----- Text to read -----
VIEPS, Monash University, P.O. Box 28E, Melbourne, Victoria, Australia

P. Layer

Geophysical Institute and Department of Geology and Geophysics, University of Alaska Fairbanks, Fairbanks, Alaska 99775-5780

T. Mernagh

Australian Geological Survey Organisation, GPO Box 378, Canberra, ACT 2601, Australia

J. Foster

Geodiscovery Group, P.O. Box 59, Sherwood, Queensland 4075, Australia

{dagger} Corresponding author: e-mail, Andy_R_Wilde{at}yahoo.com

We reinterpret the regional geologic setting of the giant Muruntau gold deposit and report new 40Ar/39Ar isotope age determinations and a laser Raman microprobe analysis of fluid inclusions. New 40Ar/39Ar isotope age determinations of hydrothermal sericite selvages to gold-stage quartz veins are in excellent agreement with older Rb-Sr dates on auriferous quartz veins. They suggest Triassic sericite formation at 245 and 220 Ma, some 30 m.y. later than subjacent felsic intrusions as defined by Rb-Sr data. These dates call into question the role of magmatic fluid, metal, and heat input. Indeed, the Rb-Sr pluton ages may be a reflection of hydrothermal activity rather than cooling from magmatic conditions.
-----
Task list
• 1. In the text on the Muruntau gold deposit, at what ages is the Triassic sericite suggested to have formed?
• 2. Give again the part of the Muruntau gold deposit text starting at "We reinterpret the" and ending at "from magmatic conditions.".
• 3. Proceed with the Muruntau gold deposit text from the point where it stops.
The listing that follows comes from a separate source.
----- Data section -----
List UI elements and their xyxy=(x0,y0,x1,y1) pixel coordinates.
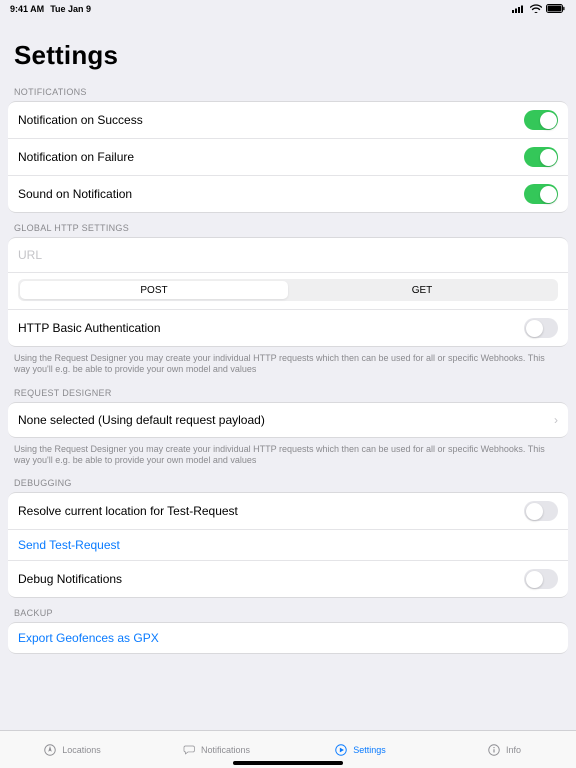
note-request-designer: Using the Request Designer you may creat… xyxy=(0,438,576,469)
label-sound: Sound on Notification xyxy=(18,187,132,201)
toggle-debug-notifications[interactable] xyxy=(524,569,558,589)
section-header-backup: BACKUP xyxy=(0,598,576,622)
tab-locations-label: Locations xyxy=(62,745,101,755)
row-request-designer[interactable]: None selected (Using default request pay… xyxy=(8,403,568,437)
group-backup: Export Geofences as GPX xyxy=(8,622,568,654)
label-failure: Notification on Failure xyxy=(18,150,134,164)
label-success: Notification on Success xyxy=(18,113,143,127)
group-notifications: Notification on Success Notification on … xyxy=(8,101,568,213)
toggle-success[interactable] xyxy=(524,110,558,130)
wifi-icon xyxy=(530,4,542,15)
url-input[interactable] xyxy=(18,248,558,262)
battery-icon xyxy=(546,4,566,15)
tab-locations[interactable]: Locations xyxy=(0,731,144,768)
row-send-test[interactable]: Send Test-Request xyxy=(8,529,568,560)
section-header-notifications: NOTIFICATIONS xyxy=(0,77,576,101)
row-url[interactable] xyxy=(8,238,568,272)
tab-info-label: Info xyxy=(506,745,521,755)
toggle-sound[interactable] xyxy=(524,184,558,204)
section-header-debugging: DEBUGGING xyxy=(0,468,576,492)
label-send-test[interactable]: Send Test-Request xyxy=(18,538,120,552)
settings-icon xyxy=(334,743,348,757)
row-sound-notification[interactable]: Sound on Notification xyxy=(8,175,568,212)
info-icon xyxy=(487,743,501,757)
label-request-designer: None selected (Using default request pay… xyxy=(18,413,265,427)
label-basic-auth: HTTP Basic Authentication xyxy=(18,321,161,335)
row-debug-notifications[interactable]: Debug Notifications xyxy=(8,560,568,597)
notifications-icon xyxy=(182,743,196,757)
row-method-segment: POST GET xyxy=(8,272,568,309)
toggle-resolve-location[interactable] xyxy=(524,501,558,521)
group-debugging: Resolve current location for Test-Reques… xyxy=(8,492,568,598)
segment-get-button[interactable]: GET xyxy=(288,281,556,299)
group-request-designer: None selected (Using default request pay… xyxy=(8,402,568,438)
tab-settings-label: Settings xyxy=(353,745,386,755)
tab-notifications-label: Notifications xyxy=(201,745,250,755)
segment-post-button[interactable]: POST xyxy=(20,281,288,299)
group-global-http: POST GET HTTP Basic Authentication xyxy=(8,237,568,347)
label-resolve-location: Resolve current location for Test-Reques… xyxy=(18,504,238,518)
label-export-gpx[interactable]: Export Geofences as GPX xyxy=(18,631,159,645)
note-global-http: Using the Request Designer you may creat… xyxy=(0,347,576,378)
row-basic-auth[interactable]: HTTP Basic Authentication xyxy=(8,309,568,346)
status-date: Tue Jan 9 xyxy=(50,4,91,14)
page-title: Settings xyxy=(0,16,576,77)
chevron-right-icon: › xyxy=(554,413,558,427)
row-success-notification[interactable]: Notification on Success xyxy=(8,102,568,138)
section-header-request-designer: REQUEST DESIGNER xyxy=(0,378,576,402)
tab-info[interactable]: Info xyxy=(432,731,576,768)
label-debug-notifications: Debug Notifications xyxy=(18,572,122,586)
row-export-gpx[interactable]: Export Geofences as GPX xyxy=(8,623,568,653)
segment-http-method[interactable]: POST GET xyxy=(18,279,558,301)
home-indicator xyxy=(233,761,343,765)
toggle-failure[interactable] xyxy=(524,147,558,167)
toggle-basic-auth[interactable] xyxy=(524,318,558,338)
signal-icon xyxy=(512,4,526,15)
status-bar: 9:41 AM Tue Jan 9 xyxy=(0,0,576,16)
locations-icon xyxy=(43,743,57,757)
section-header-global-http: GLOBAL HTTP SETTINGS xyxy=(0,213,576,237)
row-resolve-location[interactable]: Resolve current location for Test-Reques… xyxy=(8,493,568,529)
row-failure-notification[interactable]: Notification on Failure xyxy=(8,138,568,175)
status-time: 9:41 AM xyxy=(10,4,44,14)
-----
Responses by task
• 1. At 245 and 220 Ma.

• 2.
We reinterpret the regional geologic setting of the giant Muruntau gold deposit and report new 40Ar/39Ar isotope age determinations and a laser Raman microprobe analysis of fluid inclusions. New 40Ar/39Ar isotope age determinations of hydrothermal sericite selvages to gold-stage quartz veins are in excellent agreement with older Rb-Sr dates on auriferous quartz veins. They suggest Triassic sericite formation at 245 and 220 Ma, some 30 m.y. later than subjacent felsic intrusions as defined by Rb-Sr data. These dates call into question the role of magmatic fluid, metal, and heat input. Indeed, the Rb-Sr pluton ages may be a reflection of hydrothermal activity rather than cooling from magmatic conditions.

• 3.
The Muruntau deposit is situated adjacent to a major rift, which has been periodically active from the Devonian to the Tertiary and has accumulated a substantial thickness of chemical, volcaniclastic, and clastic sediments, including red beds and evaporites. We infer that the Muruntau deposit is so large because of the presence of a major source of reduced sulfur in these nearby evaporitic sediments, via thermochemical sulfate reduction. Some support for the role of reduced sulfur is provided by the presence of detectable H2S in fluid inclusions from late-stage auriferous quartz veins. Reduced sulfur-rich fluids could have been focused into the depositional site along major northeast-trending structures, which have influenced rift-basin architecture as recently as the Jurassic. Oxidation could, therefore, be an important ore-precipitating mechanism. A change from early CH4- to later syngold CO2-dominant fluid inclusions may be an indication of this process.